Where the data below has the string "value", return the whole line.
** start INPUT **
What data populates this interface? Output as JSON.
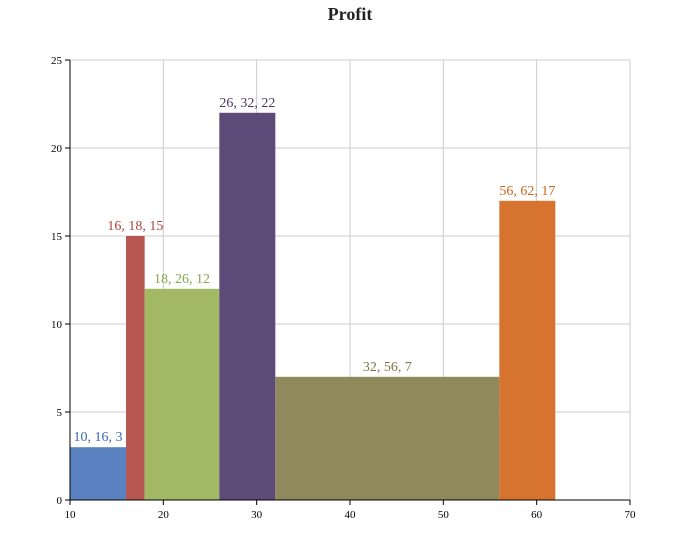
{
  "chart_data": {
    "type": "bar",
    "title": "Profit",
    "xlabel": "",
    "ylabel": "",
    "xlim": [
      10,
      70
    ],
    "ylim": [
      0,
      25
    ],
    "x_ticks": [
      10,
      20,
      30,
      40,
      50,
      60,
      70
    ],
    "y_ticks": [
      0,
      5,
      10,
      15,
      20,
      25
    ],
    "grid": true,
    "bars": [
      {
        "x0": 10,
        "x1": 16,
        "value": 3,
        "label": "10, 16, 3",
        "color": "#5b82c0",
        "label_color": "#3a6ab0"
      },
      {
        "x0": 16,
        "x1": 18,
        "value": 15,
        "label": "16, 18, 15",
        "color": "#b85752",
        "label_color": "#b0433d"
      },
      {
        "x0": 18,
        "x1": 26,
        "value": 12,
        "label": "18, 26, 12",
        "color": "#a2ba64",
        "label_color": "#8aa84a"
      },
      {
        "x0": 26,
        "x1": 32,
        "value": 22,
        "label": "26, 32, 22",
        "color": "#5c4a78",
        "label_color": "#4a3a6a"
      },
      {
        "x0": 32,
        "x1": 56,
        "value": 7,
        "label": "32, 56, 7",
        "color": "#8f895b",
        "label_color": "#7f7846"
      },
      {
        "x0": 56,
        "x1": 62,
        "value": 17,
        "label": "56, 62, 17",
        "color": "#d6742f",
        "label_color": "#cc6418"
      }
    ]
  }
}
** end INPUT **
ANSWER IN FULL:
        "value": 3,
        "value": 15,
        "value": 12,
        "value": 22,
        "value": 7,
        "value": 17,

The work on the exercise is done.